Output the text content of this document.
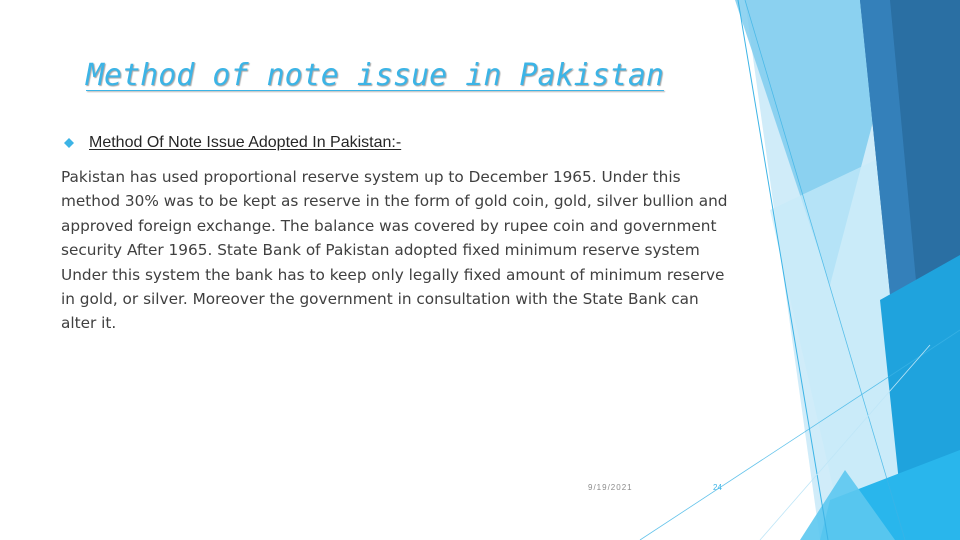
Method of note issue in Pakistan
Method Of Note Issue Adopted In Pakistan:-

Pakistan has used proportional reserve system up to December 1965. Under this method 30% was to be kept as reserve in the form of gold coin, gold, silver bullion and approved foreign exchange. The balance was covered by rupee coin and government security After 1965. State Bank of Pakistan adopted fixed minimum reserve system Under this system the bank has to keep only legally fixed amount of minimum reserve in gold, or silver. Moreover the government in consultation with the State Bank can alter it.

9/19/2021	24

::::

REQUIREMENT:
Copy every line of the records above that holds the word "this".

TASK RESULT:
Output the text content of this document.
Pakistan has used proportional reserve system up to December 1965. Under this method 30% was to be kept as reserve in the form of gold coin, gold, silver bullion and approved foreign exchange. The balance was covered by rupee coin and government security After 1965. State Bank of Pakistan adopted fixed minimum reserve system Under this system the bank has to keep only legally fixed amount of minimum reserve in gold, or silver. Moreover the government in consultation with the State Bank can alter it.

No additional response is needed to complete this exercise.